A larva (; plural larvae ) is a distinct juvenile form many  animals undergo before metamorphosis into adults. Animals with indirect development such as insects,  amphibians, or cnidarians typically have a larval phase of their life cycle.

The larva's appearance is generally very different from the adult form (e.g. caterpillars and butterflies) including different unique structures and organs that do not occur in the adult form. Their diet may also be considerably different.

Larvae are frequently adapted to different environments than adults. For example, some larvae such as tadpoles live almost exclusively in aquatic environments, but can live outside water as adult frogs. By living in a distinct environment, larvae may be given shelter from predators and reduce competition for resources with the adult population.

Animals in the larval stage will consume food to fuel their transition into the adult form. In some organisms like polychaetes and barnacles, adults are immobile but their larvae are mobile, and use their mobile larval form to distribute themselves. These larvae used for dispersal are either planktotrophic (feeding) or lecithotrophic (non-feeding).

Some larvae are dependent on adults to feed them. In many eusocial Hymenoptera species, the larvae are fed by female workers. In Ropalidia marginata (a paper wasp) the males are also capable of feeding larvae but they are much less efficient, spending more time and getting less food to the larvae.

The larvae of some organisms (for example, some newts) can become pubescent and do not develop further into the adult form. This is a type of neoteny.

━━━━━━━━━━━━━━━━

## [INSTRUCTIONS TO FOLLOW]
Decide whether each statement below agrees with the text on larvae, answering yes or no and quoting the deciding words from it. 1. Tadpoles live almost entirely in water. 2. In Ropalidia marginata, only females feed the larvae. 3. Lecithotrophic larvae are feeding larvae. The records that follow are separate material and have no connection to the text on larvae.

━━━━━━━━━━━━━━━━

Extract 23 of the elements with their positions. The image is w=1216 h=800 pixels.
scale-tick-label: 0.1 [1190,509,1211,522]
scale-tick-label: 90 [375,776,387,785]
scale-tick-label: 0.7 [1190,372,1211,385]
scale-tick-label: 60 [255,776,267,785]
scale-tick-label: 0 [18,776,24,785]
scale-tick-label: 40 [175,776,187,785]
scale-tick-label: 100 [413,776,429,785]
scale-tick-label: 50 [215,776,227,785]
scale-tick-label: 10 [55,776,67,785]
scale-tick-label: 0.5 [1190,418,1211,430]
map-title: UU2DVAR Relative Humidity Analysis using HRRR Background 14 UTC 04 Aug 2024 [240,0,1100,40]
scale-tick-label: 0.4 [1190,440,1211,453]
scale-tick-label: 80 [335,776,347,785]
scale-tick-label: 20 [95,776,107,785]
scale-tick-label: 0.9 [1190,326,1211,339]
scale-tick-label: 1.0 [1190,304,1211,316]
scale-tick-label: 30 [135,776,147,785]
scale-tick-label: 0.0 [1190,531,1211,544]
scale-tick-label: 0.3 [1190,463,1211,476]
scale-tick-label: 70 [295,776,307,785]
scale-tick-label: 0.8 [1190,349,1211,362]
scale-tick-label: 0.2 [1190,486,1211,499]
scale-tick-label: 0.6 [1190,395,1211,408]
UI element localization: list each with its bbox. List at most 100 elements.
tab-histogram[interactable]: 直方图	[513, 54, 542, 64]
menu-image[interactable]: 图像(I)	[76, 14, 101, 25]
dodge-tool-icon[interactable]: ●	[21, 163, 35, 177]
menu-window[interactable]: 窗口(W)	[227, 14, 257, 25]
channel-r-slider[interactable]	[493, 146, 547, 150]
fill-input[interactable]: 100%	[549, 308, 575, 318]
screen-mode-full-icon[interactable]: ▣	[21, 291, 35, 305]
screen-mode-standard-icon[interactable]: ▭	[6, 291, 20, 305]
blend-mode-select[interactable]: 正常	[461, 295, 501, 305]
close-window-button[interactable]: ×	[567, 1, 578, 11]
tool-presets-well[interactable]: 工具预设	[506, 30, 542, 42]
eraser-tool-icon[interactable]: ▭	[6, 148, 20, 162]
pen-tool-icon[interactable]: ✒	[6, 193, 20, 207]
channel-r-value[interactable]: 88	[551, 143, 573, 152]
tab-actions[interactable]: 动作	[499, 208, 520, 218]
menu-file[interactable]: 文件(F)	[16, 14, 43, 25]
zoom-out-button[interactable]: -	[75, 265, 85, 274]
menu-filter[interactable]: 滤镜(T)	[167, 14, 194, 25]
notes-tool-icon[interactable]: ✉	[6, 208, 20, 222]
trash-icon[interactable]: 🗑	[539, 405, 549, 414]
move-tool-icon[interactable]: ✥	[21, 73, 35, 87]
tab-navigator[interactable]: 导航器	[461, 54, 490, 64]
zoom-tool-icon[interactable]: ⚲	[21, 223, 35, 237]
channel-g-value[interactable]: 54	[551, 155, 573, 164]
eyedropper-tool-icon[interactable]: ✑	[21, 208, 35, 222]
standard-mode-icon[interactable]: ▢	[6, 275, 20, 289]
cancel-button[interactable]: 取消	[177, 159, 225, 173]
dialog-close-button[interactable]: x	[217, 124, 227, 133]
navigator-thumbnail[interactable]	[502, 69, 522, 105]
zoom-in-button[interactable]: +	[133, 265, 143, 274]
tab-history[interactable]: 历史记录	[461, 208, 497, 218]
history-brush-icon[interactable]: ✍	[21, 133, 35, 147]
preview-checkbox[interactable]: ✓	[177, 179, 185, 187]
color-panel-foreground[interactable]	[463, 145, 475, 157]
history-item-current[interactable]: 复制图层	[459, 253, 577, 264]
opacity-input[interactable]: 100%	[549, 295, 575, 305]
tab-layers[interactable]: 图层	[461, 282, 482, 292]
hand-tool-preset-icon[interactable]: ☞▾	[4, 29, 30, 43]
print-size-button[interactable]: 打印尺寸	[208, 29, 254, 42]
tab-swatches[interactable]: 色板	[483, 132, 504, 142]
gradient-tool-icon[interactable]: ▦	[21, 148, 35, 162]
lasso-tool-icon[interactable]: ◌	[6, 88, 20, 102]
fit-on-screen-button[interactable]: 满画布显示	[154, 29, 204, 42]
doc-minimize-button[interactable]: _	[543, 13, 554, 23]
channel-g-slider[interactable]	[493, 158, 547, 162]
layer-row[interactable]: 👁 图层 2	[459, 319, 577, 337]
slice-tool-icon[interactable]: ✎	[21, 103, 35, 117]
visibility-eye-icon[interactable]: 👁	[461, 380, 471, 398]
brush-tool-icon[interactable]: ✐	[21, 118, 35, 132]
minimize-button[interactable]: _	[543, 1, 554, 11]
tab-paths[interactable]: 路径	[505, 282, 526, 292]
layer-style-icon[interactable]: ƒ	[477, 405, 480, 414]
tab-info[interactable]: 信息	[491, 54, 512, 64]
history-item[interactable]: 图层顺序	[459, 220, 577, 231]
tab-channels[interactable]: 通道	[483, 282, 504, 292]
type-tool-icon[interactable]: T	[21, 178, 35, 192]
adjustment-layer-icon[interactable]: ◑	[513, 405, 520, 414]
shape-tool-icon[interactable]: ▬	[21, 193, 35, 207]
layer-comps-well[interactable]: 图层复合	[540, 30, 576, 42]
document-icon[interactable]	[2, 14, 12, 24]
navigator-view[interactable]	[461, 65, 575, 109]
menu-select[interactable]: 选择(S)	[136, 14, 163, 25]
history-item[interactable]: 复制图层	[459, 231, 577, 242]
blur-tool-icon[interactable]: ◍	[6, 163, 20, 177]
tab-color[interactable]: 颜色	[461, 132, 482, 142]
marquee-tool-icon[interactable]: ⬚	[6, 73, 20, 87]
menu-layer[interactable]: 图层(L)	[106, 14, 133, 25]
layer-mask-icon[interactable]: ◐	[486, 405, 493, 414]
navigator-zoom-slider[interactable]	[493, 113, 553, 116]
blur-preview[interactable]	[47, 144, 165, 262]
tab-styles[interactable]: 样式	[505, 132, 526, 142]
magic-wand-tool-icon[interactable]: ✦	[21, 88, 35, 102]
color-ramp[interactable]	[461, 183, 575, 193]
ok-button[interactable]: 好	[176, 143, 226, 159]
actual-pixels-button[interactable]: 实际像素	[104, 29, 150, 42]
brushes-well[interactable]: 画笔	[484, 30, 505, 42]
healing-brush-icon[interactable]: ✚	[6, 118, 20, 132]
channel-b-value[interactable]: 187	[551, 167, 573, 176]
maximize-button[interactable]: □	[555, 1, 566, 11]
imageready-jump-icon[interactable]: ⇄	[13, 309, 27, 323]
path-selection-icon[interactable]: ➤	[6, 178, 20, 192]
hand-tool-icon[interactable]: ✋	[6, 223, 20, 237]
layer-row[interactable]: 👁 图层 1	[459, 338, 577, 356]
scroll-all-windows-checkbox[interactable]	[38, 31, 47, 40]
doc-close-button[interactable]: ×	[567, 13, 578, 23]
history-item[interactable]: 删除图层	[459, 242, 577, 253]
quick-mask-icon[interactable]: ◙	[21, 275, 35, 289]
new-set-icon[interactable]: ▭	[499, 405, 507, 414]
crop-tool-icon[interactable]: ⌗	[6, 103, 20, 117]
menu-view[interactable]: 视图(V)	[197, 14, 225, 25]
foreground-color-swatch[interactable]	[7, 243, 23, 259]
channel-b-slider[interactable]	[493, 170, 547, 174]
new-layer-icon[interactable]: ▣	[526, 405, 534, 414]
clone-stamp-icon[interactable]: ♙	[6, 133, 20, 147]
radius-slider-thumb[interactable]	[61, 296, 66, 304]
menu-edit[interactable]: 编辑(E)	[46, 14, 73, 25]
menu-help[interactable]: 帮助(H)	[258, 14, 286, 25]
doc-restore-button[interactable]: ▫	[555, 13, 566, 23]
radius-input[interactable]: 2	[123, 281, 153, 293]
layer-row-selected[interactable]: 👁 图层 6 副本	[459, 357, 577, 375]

━━━━━━━━━━━━━━━━

## [WORKED SOLUTION]
1. Yes: "some larvae such as tadpoles live almost exclusively in aquatic environments"
2. No: "the males are also capable of feeding larvae"
3. No: "lecithotrophic (non-feeding)"